JOB ▸ Give the listing again exactly, omitting its images.

Start DATA TO USE

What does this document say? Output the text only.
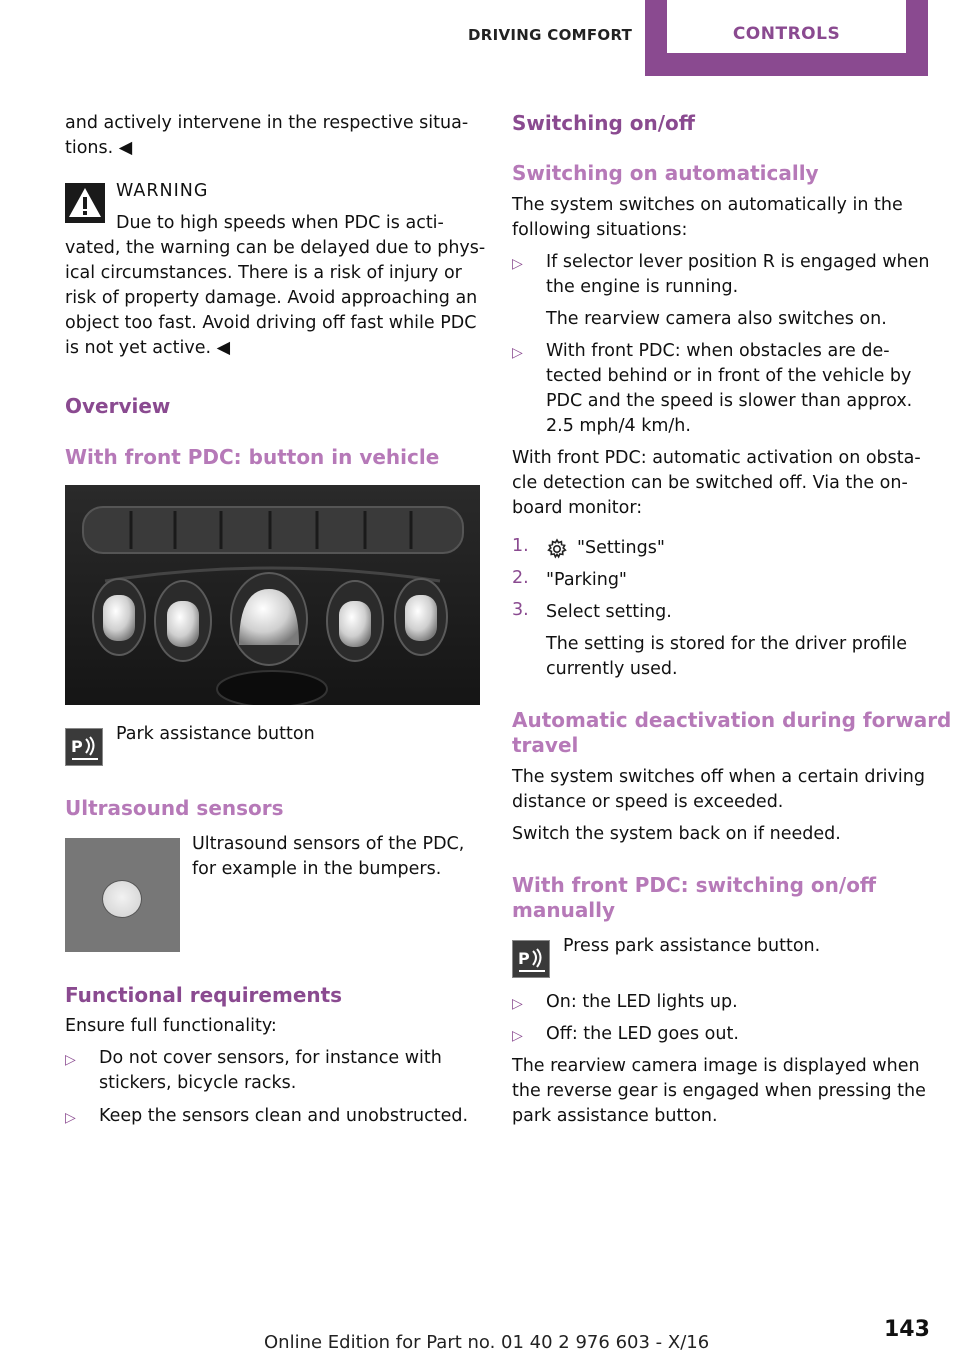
DRIVING COMFORT	CONTROLS
and actively intervene in the respective situa‐
tions. ◀
WARNING
Due to high speeds when PDC is acti‐
vated, the warning can be delayed due to phys‐
ical circumstances. There is a risk of injury or
risk of property damage. Avoid approaching an
object too fast. Avoid driving off fast while PDC
is not yet active. ◀
Overview
With front PDC: button in vehicle
P
Park assistance button
Ultrasound sensors
Ultrasound sensors of the PDC,
for example in the bumpers.
Functional requirements
Ensure full functionality:
▷ Do not cover sensors, for instance with
stickers, bicycle racks.
▷ Keep the sensors clean and unobstructed.
Switching on/off
Switching on automatically
The system switches on automatically in the
following situations:
▷ If selector lever position R is engaged when
the engine is running.
The rearview camera also switches on.
▷ With front PDC: when obstacles are de‐
tected behind or in front of the vehicle by
PDC and the speed is slower than approx.
2.5 mph/4 km/h.
With front PDC: automatic activation on obsta‐
cle detection can be switched off. Via the on‐
board monitor:
1.	"Settings"
2. "Parking"
3. Select setting.
The setting is stored for the driver profile
currently used.
Automatic deactivation during forward
travel
The system switches off when a certain driving
distance or speed is exceeded.
Switch the system back on if needed.
With front PDC: switching on/off
manually
P
Press park assistance button.
▷ On: the LED lights up.
▷ Off: the LED goes out.
The rearview camera image is displayed when
the reverse gear is engaged when pressing the
park assistance button.
Online Edition for Part no. 01 40 2 976 603 - X/16
143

End DATA TO USE

TASK RESULT ▸
What does this document say? Output the text only.
DRIVING COMFORT	CONTROLS
and actively intervene in the respective situa‐
tions. ◀
WARNING
Due to high speeds when PDC is acti‐
vated, the warning can be delayed due to phys‐
ical circumstances. There is a risk of injury or
risk of property damage. Avoid approaching an
object too fast. Avoid driving off fast while PDC
is not yet active. ◀
Overview
With front PDC: button in vehicle
P
Park assistance button
Ultrasound sensors
Ultrasound sensors of the PDC,
for example in the bumpers.
Functional requirements
Ensure full functionality:
▷ Do not cover sensors, for instance with
stickers, bicycle racks.
▷ Keep the sensors clean and unobstructed.
Switching on/off
Switching on automatically
The system switches on automatically in the
following situations:
▷ If selector lever position R is engaged when
the engine is running.
The rearview camera also switches on.
▷ With front PDC: when obstacles are de‐
tected behind or in front of the vehicle by
PDC and the speed is slower than approx.
2.5 mph/4 km/h.
With front PDC: automatic activation on obsta‐
cle detection can be switched off. Via the on‐
board monitor:
1.	"Settings"
2. "Parking"
3. Select setting.
The setting is stored for the driver profile
currently used.
Automatic deactivation during forward
travel
The system switches off when a certain driving
distance or speed is exceeded.
Switch the system back on if needed.
With front PDC: switching on/off
manually
P
Press park assistance button.
▷ On: the LED lights up.
▷ Off: the LED goes out.
The rearview camera image is displayed when
the reverse gear is engaged when pressing the
park assistance button.
Online Edition for Part no. 01 40 2 976 603 - X/16
143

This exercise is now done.